What you have to do: From the entries below, gather every line containing the string "Specificity".
____
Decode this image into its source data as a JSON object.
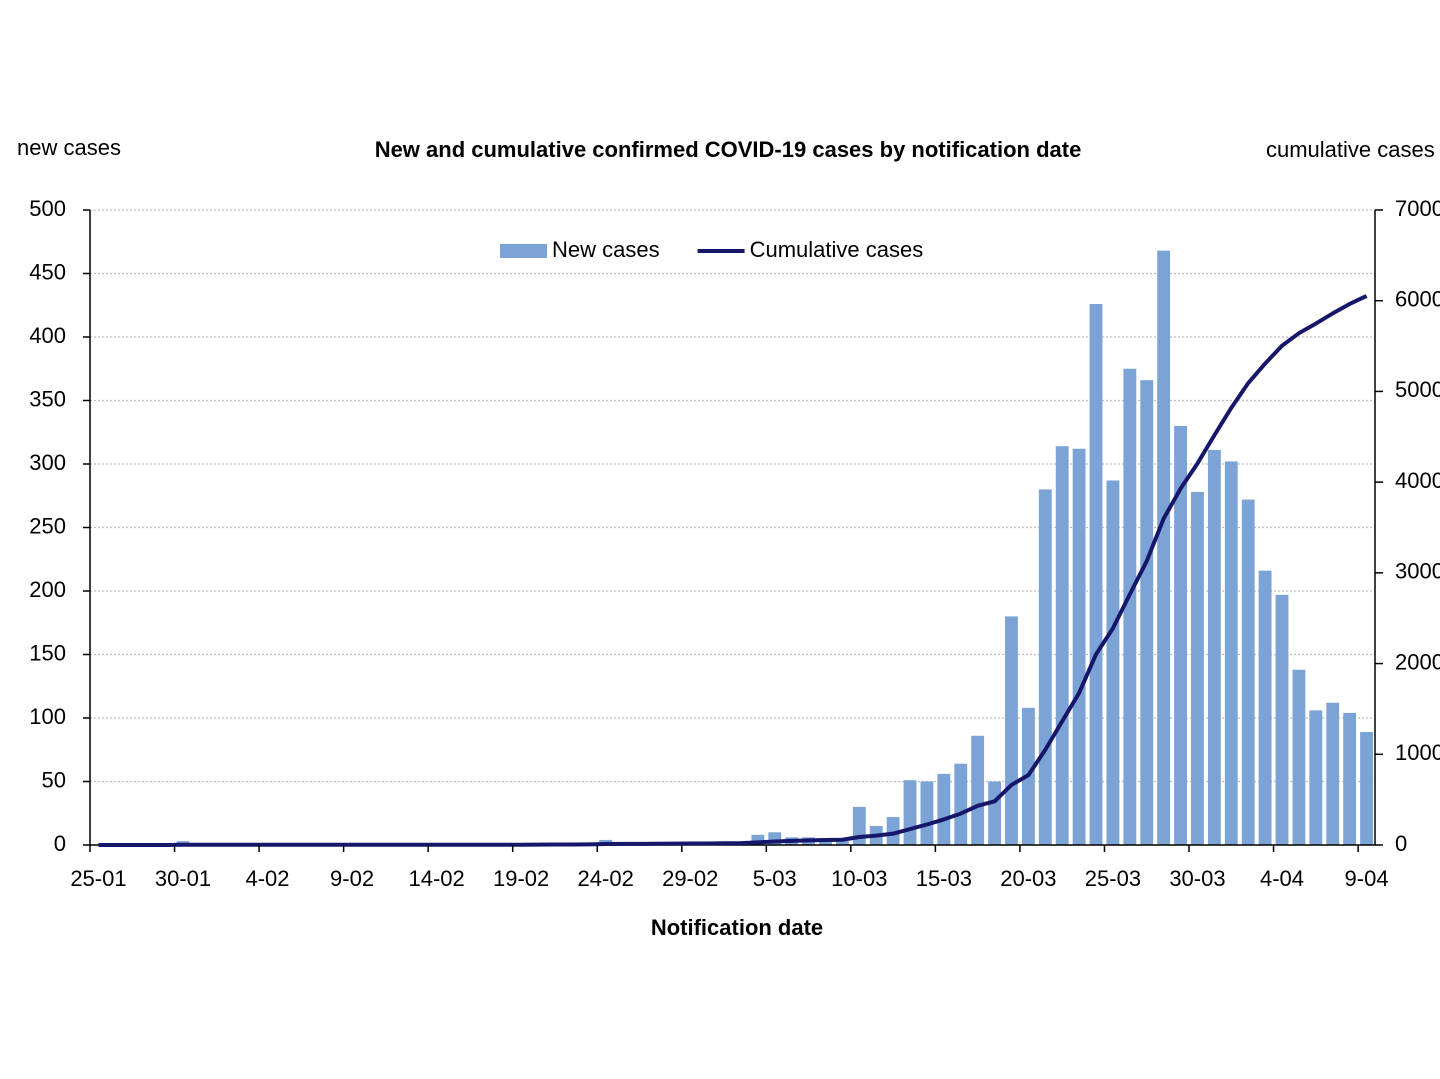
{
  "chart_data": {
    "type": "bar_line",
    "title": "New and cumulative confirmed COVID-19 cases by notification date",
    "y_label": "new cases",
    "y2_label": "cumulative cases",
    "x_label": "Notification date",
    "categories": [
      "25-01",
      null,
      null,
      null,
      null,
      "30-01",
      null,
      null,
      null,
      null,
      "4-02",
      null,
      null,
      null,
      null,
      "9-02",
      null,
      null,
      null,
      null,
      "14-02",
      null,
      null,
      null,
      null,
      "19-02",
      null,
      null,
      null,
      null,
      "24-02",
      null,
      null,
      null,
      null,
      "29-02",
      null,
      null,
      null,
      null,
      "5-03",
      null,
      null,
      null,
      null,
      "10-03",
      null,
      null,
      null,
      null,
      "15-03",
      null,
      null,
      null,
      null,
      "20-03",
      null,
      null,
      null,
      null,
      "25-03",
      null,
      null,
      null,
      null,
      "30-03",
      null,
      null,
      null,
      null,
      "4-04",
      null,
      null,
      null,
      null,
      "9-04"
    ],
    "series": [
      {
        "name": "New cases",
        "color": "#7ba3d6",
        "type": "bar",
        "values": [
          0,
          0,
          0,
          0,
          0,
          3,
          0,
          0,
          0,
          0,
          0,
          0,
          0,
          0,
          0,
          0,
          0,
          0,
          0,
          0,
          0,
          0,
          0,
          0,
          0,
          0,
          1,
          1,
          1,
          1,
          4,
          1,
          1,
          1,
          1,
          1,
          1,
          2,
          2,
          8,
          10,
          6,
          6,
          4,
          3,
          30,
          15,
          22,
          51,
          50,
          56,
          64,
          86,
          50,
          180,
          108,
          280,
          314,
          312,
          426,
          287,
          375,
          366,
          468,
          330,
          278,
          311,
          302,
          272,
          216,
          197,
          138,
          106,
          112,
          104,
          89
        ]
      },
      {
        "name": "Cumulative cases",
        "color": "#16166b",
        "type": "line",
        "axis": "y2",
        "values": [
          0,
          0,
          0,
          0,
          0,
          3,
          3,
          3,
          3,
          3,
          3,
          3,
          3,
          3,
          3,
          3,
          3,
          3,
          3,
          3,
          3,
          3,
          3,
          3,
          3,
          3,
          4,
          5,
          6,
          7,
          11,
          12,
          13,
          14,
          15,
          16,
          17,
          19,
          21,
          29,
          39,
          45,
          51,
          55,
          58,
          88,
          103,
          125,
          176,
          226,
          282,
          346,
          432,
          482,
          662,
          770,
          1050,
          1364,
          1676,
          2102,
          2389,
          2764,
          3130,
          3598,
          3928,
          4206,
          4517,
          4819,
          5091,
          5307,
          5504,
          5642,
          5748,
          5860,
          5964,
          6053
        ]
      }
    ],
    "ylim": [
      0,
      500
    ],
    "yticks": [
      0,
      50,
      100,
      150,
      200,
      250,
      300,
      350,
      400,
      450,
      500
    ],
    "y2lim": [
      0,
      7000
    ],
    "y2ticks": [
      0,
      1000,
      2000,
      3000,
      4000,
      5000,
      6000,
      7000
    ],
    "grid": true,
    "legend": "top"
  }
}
____
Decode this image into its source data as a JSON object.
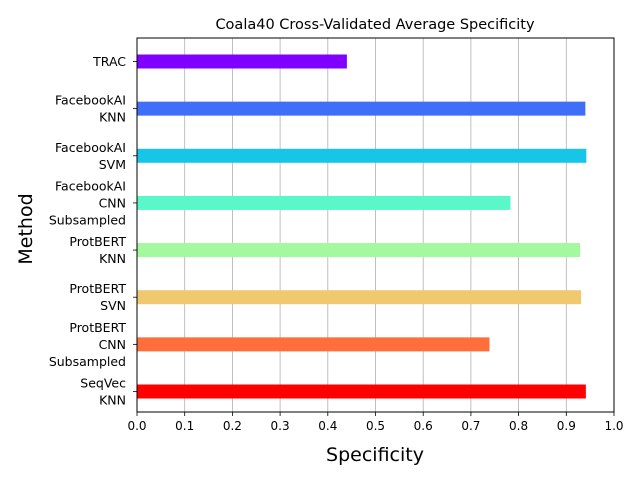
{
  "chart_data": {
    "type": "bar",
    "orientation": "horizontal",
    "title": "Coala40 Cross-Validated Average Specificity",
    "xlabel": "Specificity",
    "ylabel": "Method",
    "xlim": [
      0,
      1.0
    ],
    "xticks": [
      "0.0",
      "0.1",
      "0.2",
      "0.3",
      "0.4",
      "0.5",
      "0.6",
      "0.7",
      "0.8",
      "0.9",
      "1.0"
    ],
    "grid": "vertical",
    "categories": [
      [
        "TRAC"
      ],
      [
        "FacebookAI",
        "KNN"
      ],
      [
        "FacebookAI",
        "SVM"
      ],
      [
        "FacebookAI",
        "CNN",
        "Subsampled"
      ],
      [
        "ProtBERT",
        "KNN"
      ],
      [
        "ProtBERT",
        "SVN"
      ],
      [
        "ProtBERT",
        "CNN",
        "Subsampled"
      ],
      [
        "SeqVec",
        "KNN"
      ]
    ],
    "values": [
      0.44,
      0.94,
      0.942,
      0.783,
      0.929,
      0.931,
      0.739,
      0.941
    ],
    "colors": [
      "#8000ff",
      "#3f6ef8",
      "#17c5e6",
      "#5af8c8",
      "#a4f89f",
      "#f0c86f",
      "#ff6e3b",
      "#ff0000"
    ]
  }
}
____
Answer for the task:
    "title": "Coala40 Cross-Validated Average Specificity",
    "xlabel": "Specificity",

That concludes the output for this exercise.